Output the material below in its entirety, exactly as given.

"""

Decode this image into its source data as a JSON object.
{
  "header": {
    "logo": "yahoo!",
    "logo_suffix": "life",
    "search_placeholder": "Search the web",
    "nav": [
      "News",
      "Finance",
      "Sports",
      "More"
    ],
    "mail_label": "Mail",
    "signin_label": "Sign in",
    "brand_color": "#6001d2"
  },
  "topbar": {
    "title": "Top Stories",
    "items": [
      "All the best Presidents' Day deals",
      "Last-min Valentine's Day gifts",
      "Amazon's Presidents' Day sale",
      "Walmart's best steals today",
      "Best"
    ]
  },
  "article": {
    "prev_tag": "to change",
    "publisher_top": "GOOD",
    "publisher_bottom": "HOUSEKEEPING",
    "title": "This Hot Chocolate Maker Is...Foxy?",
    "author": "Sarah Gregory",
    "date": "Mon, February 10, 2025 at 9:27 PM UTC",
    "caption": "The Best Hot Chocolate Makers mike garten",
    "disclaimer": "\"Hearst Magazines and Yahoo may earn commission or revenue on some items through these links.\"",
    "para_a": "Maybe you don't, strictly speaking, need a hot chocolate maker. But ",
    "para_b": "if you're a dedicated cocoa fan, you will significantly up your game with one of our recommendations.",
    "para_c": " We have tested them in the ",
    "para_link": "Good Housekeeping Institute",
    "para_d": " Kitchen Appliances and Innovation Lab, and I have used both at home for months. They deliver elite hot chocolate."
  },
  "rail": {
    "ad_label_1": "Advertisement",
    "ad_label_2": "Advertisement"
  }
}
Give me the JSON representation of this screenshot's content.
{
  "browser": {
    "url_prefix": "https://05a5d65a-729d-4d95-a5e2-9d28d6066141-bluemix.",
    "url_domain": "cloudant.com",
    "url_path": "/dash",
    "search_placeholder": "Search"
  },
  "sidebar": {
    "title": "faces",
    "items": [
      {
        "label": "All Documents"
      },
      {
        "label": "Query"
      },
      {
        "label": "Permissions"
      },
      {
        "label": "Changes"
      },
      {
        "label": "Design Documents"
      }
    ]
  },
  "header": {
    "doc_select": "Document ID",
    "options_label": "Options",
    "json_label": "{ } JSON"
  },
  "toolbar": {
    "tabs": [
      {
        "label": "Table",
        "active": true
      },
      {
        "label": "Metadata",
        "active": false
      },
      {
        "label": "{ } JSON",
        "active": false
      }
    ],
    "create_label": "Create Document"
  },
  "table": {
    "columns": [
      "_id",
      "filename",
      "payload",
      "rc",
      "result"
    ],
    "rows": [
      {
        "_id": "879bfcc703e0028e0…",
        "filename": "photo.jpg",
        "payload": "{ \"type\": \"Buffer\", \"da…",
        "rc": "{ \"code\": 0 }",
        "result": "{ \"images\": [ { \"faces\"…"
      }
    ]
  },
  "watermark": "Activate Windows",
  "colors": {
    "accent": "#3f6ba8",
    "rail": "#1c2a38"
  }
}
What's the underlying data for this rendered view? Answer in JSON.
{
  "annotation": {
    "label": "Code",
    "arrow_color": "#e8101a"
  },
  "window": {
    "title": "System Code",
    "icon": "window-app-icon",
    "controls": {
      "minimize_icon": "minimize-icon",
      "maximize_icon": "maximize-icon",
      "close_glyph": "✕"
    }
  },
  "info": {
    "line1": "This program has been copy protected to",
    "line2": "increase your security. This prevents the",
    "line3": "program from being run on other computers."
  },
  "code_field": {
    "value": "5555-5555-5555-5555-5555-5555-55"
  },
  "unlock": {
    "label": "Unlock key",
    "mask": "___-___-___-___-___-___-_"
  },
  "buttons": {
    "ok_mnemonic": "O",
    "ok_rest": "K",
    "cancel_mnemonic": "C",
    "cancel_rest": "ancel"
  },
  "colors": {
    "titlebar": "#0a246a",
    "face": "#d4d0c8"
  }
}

"""

**Correct output**
Decode this image into its source data as a JSON object.
{
  "header": {
    "logo": "yahoo!",
    "logo_suffix": "life",
    "search_placeholder": "Search the web",
    "nav": [
      "News",
      "Finance",
      "Sports",
      "More"
    ],
    "mail_label": "Mail",
    "signin_label": "Sign in",
    "brand_color": "#6001d2"
  },
  "topbar": {
    "title": "Top Stories",
    "items": [
      "All the best Presidents' Day deals",
      "Last-min Valentine's Day gifts",
      "Amazon's Presidents' Day sale",
      "Walmart's best steals today",
      "Best"
    ]
  },
  "article": {
    "prev_tag": "to change",
    "publisher_top": "GOOD",
    "publisher_bottom": "HOUSEKEEPING",
    "title": "This Hot Chocolate Maker Is...Foxy?",
    "author": "Sarah Gregory",
    "date": "Mon, February 10, 2025 at 9:27 PM UTC",
    "caption": "The Best Hot Chocolate Makers mike garten",
    "disclaimer": "\"Hearst Magazines and Yahoo may earn commission or revenue on some items through these links.\"",
    "para_a": "Maybe you don't, strictly speaking, need a hot chocolate maker. But ",
    "para_b": "if you're a dedicated cocoa fan, you will significantly up your game with one of our recommendations.",
    "para_c": " We have tested them in the ",
    "para_link": "Good Housekeeping Institute",
    "para_d": " Kitchen Appliances and Innovation Lab, and I have used both at home for months. They deliver elite hot chocolate."
  },
  "rail": {
    "ad_label_1": "Advertisement",
    "ad_label_2": "Advertisement"
  }
}
Give me the JSON representation of this screenshot's content.
{
  "browser": {
    "url_prefix": "https://05a5d65a-729d-4d95-a5e2-9d28d6066141-bluemix.",
    "url_domain": "cloudant.com",
    "url_path": "/dash",
    "search_placeholder": "Search"
  },
  "sidebar": {
    "title": "faces",
    "items": [
      {
        "label": "All Documents"
      },
      {
        "label": "Query"
      },
      {
        "label": "Permissions"
      },
      {
        "label": "Changes"
      },
      {
        "label": "Design Documents"
      }
    ]
  },
  "header": {
    "doc_select": "Document ID",
    "options_label": "Options",
    "json_label": "{ } JSON"
  },
  "toolbar": {
    "tabs": [
      {
        "label": "Table",
        "active": true
      },
      {
        "label": "Metadata",
        "active": false
      },
      {
        "label": "{ } JSON",
        "active": false
      }
    ],
    "create_label": "Create Document"
  },
  "table": {
    "columns": [
      "_id",
      "filename",
      "payload",
      "rc",
      "result"
    ],
    "rows": [
      {
        "_id": "879bfcc703e0028e0…",
        "filename": "photo.jpg",
        "payload": "{ \"type\": \"Buffer\", \"da…",
        "rc": "{ \"code\": 0 }",
        "result": "{ \"images\": [ { \"faces\"…"
      }
    ]
  },
  "watermark": "Activate Windows",
  "colors": {
    "accent": "#3f6ba8",
    "rail": "#1c2a38"
  }
}
What's the underlying data for this rendered view? Answer in JSON.
{
  "annotation": {
    "label": "Code",
    "arrow_color": "#e8101a"
  },
  "window": {
    "title": "System Code",
    "icon": "window-app-icon",
    "controls": {
      "minimize_icon": "minimize-icon",
      "maximize_icon": "maximize-icon",
      "close_glyph": "✕"
    }
  },
  "info": {
    "line1": "This program has been copy protected to",
    "line2": "increase your security. This prevents the",
    "line3": "program from being run on other computers."
  },
  "code_field": {
    "value": "5555-5555-5555-5555-5555-5555-55"
  },
  "unlock": {
    "label": "Unlock key",
    "mask": "___-___-___-___-___-___-_"
  },
  "buttons": {
    "ok_mnemonic": "O",
    "ok_rest": "K",
    "cancel_mnemonic": "C",
    "cancel_rest": "ancel"
  },
  "colors": {
    "titlebar": "#0a246a",
    "face": "#d4d0c8"
  }
}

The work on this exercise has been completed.